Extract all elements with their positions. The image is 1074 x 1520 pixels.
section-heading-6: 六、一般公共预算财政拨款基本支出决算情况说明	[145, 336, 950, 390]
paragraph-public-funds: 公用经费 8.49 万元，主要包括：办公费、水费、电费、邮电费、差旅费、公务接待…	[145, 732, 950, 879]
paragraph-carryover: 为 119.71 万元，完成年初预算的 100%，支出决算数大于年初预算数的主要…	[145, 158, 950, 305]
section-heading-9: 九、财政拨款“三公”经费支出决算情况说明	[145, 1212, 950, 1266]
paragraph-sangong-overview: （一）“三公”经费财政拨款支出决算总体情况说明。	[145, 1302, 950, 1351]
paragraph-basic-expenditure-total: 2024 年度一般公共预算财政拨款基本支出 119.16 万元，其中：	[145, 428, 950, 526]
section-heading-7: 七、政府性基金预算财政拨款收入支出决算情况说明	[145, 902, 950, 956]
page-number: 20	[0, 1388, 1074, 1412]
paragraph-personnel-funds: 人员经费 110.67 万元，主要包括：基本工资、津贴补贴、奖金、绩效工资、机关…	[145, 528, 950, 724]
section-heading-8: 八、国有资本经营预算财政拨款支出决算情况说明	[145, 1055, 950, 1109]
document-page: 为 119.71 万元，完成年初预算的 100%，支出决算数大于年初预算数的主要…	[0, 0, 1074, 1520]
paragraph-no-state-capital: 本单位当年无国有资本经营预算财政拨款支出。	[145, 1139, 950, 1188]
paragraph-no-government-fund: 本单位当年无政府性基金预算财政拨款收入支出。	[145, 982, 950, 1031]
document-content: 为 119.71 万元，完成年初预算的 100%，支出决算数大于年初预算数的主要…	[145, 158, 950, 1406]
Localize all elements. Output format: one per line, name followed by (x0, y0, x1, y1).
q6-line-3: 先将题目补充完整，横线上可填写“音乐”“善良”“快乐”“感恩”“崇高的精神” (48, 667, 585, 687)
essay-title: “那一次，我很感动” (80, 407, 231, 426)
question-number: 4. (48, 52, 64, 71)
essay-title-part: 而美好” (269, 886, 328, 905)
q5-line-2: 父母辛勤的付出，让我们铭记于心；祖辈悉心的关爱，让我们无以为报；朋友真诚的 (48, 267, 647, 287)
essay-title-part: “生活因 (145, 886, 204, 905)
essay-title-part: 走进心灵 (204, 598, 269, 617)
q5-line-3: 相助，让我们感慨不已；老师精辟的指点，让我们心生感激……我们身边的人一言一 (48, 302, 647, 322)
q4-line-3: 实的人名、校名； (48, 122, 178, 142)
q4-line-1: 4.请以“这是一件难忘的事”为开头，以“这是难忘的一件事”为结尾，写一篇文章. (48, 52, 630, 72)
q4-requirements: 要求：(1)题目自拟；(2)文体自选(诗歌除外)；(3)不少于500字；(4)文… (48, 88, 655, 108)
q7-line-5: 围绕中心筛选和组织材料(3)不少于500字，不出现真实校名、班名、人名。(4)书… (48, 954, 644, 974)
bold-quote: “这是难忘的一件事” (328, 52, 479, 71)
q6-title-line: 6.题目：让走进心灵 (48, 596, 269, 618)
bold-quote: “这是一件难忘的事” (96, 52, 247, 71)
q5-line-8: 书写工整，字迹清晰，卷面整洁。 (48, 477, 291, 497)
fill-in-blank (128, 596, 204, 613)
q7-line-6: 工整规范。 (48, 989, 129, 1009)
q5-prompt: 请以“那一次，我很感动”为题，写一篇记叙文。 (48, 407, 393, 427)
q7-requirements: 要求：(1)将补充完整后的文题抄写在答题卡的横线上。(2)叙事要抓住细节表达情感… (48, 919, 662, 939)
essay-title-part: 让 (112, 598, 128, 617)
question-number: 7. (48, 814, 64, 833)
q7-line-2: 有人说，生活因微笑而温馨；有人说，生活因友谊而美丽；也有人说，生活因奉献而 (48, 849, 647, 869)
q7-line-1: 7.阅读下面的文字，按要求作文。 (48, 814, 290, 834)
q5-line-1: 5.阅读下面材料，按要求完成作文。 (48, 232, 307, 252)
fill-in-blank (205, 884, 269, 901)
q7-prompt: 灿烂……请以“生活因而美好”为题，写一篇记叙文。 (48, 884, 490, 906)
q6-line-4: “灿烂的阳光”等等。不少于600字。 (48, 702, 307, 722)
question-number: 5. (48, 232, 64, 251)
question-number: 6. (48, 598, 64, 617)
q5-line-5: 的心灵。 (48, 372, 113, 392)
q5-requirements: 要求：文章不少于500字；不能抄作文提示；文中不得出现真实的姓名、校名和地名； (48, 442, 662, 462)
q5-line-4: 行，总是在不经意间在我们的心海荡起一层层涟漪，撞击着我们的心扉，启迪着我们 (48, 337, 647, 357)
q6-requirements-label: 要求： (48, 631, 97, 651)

+---+

What the task asks: Render all of the data above as a JSON list of strings, one string per line, and leave out any blank lines.

Exercise response:
[
  "Extract all elements with their positions. The image is 1074 x 1520 pixels.",
  "section-heading-6: 六、一般公共预算财政拨款基本支出决算情况说明\t[145, 336, 950, 390]",
  "paragraph-public-funds: 公用经费 8.49 万元，主要包括：办公费、水费、电费、邮电费、差旅费、公务接待…\t[145, 732, 950, 879]",
  "paragraph-carryover: 为 119.71 万元，完成年初预算的 100%，支出决算数大于年初预算数的主要…\t[145, 158, 950, 305]",
  "section-heading-9: 九、财政拨款“三公”经费支出决算情况说明\t[145, 1212, 950, 1266]",
  "paragraph-sangong-overview: （一）“三公”经费财政拨款支出决算总体情况说明。\t[145, 1302, 950, 1351]",
  "paragraph-basic-expenditure-total: 2024 年度一般公共预算财政拨款基本支出 119.16 万元，其中：\t[145, 428, 950, 526]",
  "section-heading-7: 七、政府性基金预算财政拨款收入支出决算情况说明\t[145, 902, 950, 956]",
  "page-number: 20\t[0, 1388, 1074, 1412]",
  "paragraph-personnel-funds: 人员经费 110.67 万元，主要包括：基本工资、津贴补贴、奖金、绩效工资、机关…\t[145, 528, 950, 724]",
  "section-heading-8: 八、国有资本经营预算财政拨款支出决算情况说明\t[145, 1055, 950, 1109]",
  "document-page: 为 119.71 万元，完成年初预算的 100%，支出决算数大于年初预算数的主要…\t[0, 0, 1074, 1520]",
  "paragraph-no-state-capital: 本单位当年无国有资本经营预算财政拨款支出。\t[145, 1139, 950, 1188]",
  "paragraph-no-government-fund: 本单位当年无政府性基金预算财政拨款收入支出。\t[145, 982, 950, 1031]",
  "document-content: 为 119.71 万元，完成年初预算的 100%，支出决算数大于年初预算数的主要…\t[145, 158, 950, 1406]",
  "Localize all elements. Output format: one per line, name followed by (x0, y0, x1, y1).",
  "q6-line-3: 先将题目补充完整，横线上可填写“音乐”“善良”“快乐”“感恩”“崇高的精神” (48, 667, 585, 687)",
  "essay-title: “那一次，我很感动” (80, 407, 231, 426)",
  "question-number: 4. (48, 52, 64, 71)",
  "essay-title-part: 而美好” (269, 886, 328, 905)",
  "q5-line-2: 父母辛勤的付出，让我们铭记于心；祖辈悉心的关爱，让我们无以为报；朋友真诚的 (48, 267, 647, 287)",
  "essay-title-part: “生活因 (145, 886, 204, 905)",
  "essay-title-part: 走进心灵 (204, 598, 269, 617)",
  "q5-line-3: 相助，让我们感慨不已；老师精辟的指点，让我们心生感激……我们身边的人一言一 (48, 302, 647, 322)",
  "q4-line-3: 实的人名、校名； (48, 122, 178, 142)",
  "q4-line-1: 4.请以“这是一件难忘的事”为开头，以“这是难忘的一件事”为结尾，写一篇文章. (48, 52, 630, 72)",
  "q4-requirements: 要求：(1)题目自拟；(2)文体自选(诗歌除外)；(3)不少于500字；(4)文… (48, 88, 655, 108)",
  "q7-line-5: 围绕中心筛选和组织材料(3)不少于500字，不出现真实校名、班名、人名。(4)书… (48, 954, 644, 974)",
  "bold-quote: “这是难忘的一件事” (328, 52, 479, 71)",
  "q6-title-line: 6.题目：让走进心灵 (48, 596, 269, 618)",
  "bold-quote: “这是一件难忘的事” (96, 52, 247, 71)",
  "q5-line-8: 书写工整，字迹清晰，卷面整洁。 (48, 477, 291, 497)",
  "fill-in-blank (128, 596, 204, 613)",
  "q7-line-6: 工整规范。 (48, 989, 129, 1009)",
  "q5-prompt: 请以“那一次，我很感动”为题，写一篇记叙文。 (48, 407, 393, 427)",
  "q7-requirements: 要求：(1)将补充完整后的文题抄写在答题卡的横线上。(2)叙事要抓住细节表达情感… (48, 919, 662, 939)",
  "essay-title-part: 让 (112, 598, 128, 617)",
  "question-number: 7. (48, 814, 64, 833)",
  "q7-line-2: 有人说，生活因微笑而温馨；有人说，生活因友谊而美丽；也有人说，生活因奉献而 (48, 849, 647, 869)",
  "q7-line-1: 7.阅读下面的文字，按要求作文。 (48, 814, 290, 834)",
  "q5-line-1: 5.阅读下面材料，按要求完成作文。 (48, 232, 307, 252)",
  "fill-in-blank (205, 884, 269, 901)",
  "q7-prompt: 灿烂……请以“生活因而美好”为题，写一篇记叙文。 (48, 884, 490, 906)",
  "q6-line-4: “灿烂的阳光”等等。不少于600字。 (48, 702, 307, 722)",
  "question-number: 5. (48, 232, 64, 251)",
  "question-number: 6. (48, 598, 64, 617)",
  "q5-line-5: 的心灵。 (48, 372, 113, 392)",
  "q5-requirements: 要求：文章不少于500字；不能抄作文提示；文中不得出现真实的姓名、校名和地名； (48, 442, 662, 462)",
  "q5-line-4: 行，总是在不经意间在我们的心海荡起一层层涟漪，撞击着我们的心扉，启迪着我们 (48, 337, 647, 357)",
  "q6-requirements-label: 要求： (48, 631, 97, 651)"
]